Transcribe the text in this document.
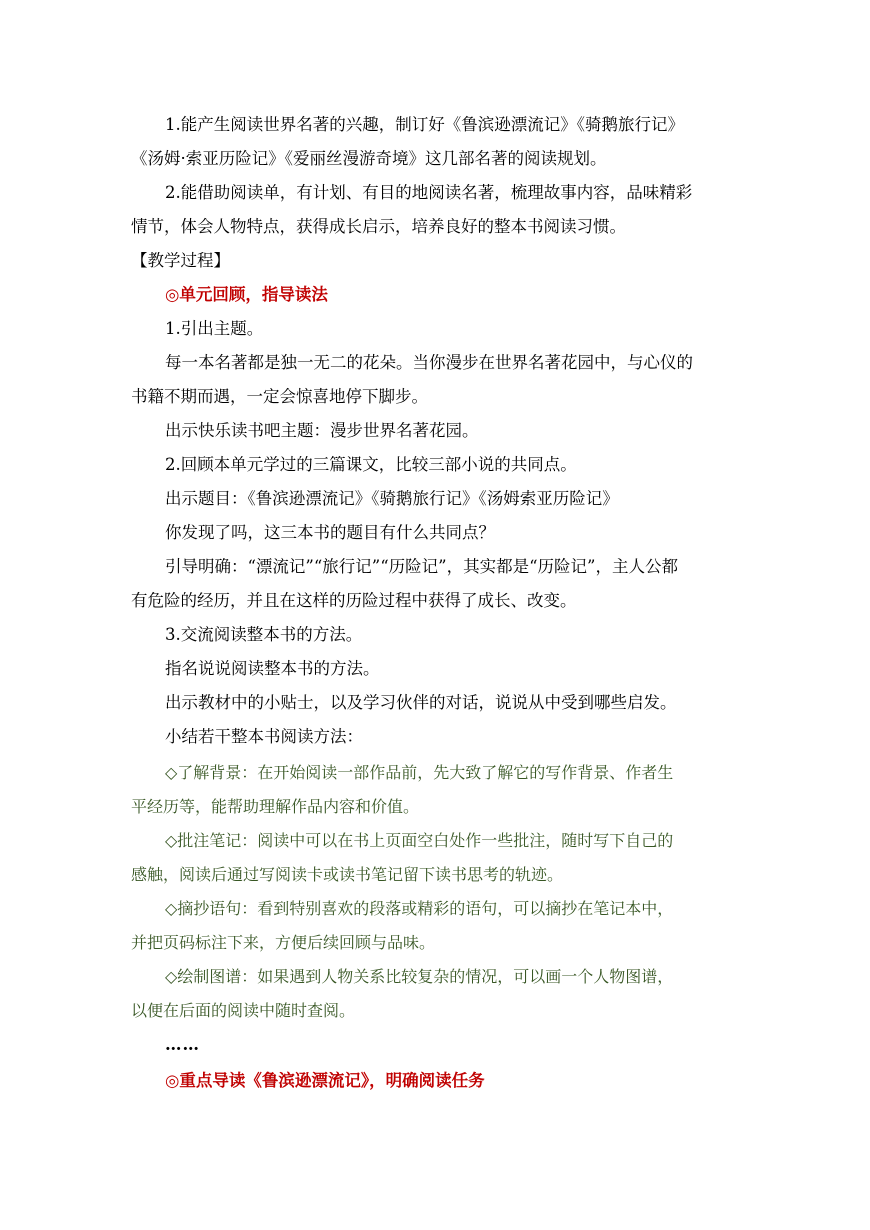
1.能产生阅读世界名著的兴趣，制订好《鲁滨逊漂流记》《骑鹅旅行记》
《汤姆·索亚历险记》《爱丽丝漫游奇境》这几部名著的阅读规划。
2.能借助阅读单，有计划、有目的地阅读名著，梳理故事内容，品味精彩
情节，体会人物特点，获得成长启示，培养良好的整本书阅读习惯。
【教学过程】
◎单元回顾，指导读法
1.引出主题。
每一本名著都是独一无二的花朵。当你漫步在世界名著花园中，与心仪的
书籍不期而遇，一定会惊喜地停下脚步。
出示快乐读书吧主题：漫步世界名著花园。
2.回顾本单元学过的三篇课文，比较三部小说的共同点。
出示题目：《鲁滨逊漂流记》《骑鹅旅行记》《汤姆索亚历险记》
你发现了吗，这三本书的题目有什么共同点？
引导明确：“漂流记”“旅行记”“历险记”，其实都是“历险记”，主人公都
有危险的经历，并且在这样的历险过程中获得了成长、改变。
3.交流阅读整本书的方法。
指名说说阅读整本书的方法。
出示教材中的小贴士，以及学习伙伴的对话，说说从中受到哪些启发。
小结若干整本书阅读方法：
◇了解背景：在开始阅读一部作品前，先大致了解它的写作背景、作者生
平经历等，能帮助理解作品内容和价值。
◇批注笔记：阅读中可以在书上页面空白处作一些批注，随时写下自己的
感触，阅读后通过写阅读卡或读书笔记留下读书思考的轨迹。
◇摘抄语句：看到特别喜欢的段落或精彩的语句，可以摘抄在笔记本中，
并把页码标注下来，方便后续回顾与品味。
◇绘制图谱：如果遇到人物关系比较复杂的情况，可以画一个人物图谱，
以便在后面的阅读中随时查阅。
……
◎重点导读《鲁滨逊漂流记》，明确阅读任务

========

__WORK TO BE COMPLETED__. Pick every line with "鲁滨逊漂流记" in it and copy it.

__WRITTEN SOLUTION__.
1.能产生阅读世界名著的兴趣，制订好《鲁滨逊漂流记》《骑鹅旅行记》
出示题目：《鲁滨逊漂流记》《骑鹅旅行记》《汤姆索亚历险记》
◎重点导读《鲁滨逊漂流记》，明确阅读任务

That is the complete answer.